* Requirement *
Read through the entries below and return each line with the word "this".

-- Begin Excerpted records --

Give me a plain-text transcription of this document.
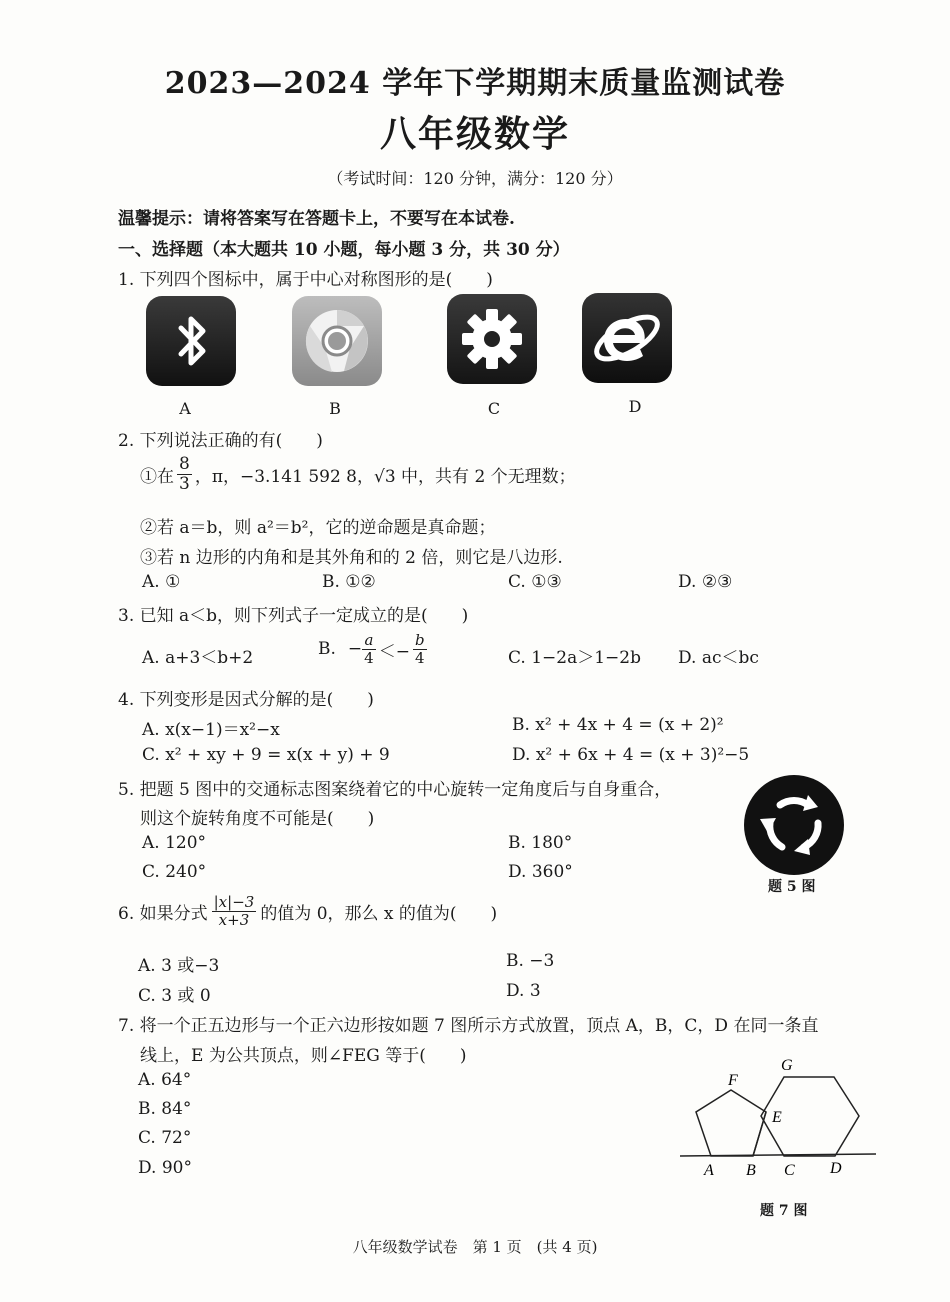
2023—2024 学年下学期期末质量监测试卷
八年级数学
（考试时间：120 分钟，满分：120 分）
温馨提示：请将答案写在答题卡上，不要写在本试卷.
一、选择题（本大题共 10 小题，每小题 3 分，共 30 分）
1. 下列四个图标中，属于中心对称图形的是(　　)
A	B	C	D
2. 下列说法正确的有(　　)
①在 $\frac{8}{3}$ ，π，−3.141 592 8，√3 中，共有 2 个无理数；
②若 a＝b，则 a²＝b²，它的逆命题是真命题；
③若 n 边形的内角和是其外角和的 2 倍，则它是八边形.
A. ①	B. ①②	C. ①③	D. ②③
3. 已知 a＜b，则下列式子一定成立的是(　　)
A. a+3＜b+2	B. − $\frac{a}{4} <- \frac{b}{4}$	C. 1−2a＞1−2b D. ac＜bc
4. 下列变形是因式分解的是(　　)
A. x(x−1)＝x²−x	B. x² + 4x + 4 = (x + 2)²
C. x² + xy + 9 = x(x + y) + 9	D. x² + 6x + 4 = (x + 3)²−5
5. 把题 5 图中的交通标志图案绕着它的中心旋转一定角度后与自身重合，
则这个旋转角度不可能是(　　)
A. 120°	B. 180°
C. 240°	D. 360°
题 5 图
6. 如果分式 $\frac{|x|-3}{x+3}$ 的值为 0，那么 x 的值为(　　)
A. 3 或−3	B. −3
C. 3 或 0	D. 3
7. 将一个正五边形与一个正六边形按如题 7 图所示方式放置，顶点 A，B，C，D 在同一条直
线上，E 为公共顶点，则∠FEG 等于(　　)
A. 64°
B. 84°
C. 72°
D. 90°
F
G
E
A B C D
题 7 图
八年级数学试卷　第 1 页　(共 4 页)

-- End Excerpted records --
-- Begin Excerpted records --

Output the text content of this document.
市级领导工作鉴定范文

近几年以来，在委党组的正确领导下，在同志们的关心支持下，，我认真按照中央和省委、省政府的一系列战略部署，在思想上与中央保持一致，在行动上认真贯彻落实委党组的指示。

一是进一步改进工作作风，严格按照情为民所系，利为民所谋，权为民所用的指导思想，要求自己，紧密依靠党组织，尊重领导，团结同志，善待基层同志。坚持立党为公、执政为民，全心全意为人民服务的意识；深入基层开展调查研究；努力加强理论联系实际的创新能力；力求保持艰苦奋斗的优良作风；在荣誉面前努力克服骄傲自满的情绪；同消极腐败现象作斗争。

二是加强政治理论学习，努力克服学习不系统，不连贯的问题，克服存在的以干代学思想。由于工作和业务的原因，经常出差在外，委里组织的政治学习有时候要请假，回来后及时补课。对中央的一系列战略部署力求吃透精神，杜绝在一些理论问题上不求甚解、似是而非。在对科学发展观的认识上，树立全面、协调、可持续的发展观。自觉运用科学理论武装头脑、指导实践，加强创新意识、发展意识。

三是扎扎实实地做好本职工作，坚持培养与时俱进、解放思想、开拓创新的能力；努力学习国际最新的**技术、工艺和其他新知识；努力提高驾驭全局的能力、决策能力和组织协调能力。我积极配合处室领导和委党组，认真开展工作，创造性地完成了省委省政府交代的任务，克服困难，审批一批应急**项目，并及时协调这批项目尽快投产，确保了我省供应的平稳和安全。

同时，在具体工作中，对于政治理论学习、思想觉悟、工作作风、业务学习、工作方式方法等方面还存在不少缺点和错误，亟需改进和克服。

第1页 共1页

-- End Excerpted records --

* Output below *
Give me a plain-text transcription of this document.
Output the text content of this document.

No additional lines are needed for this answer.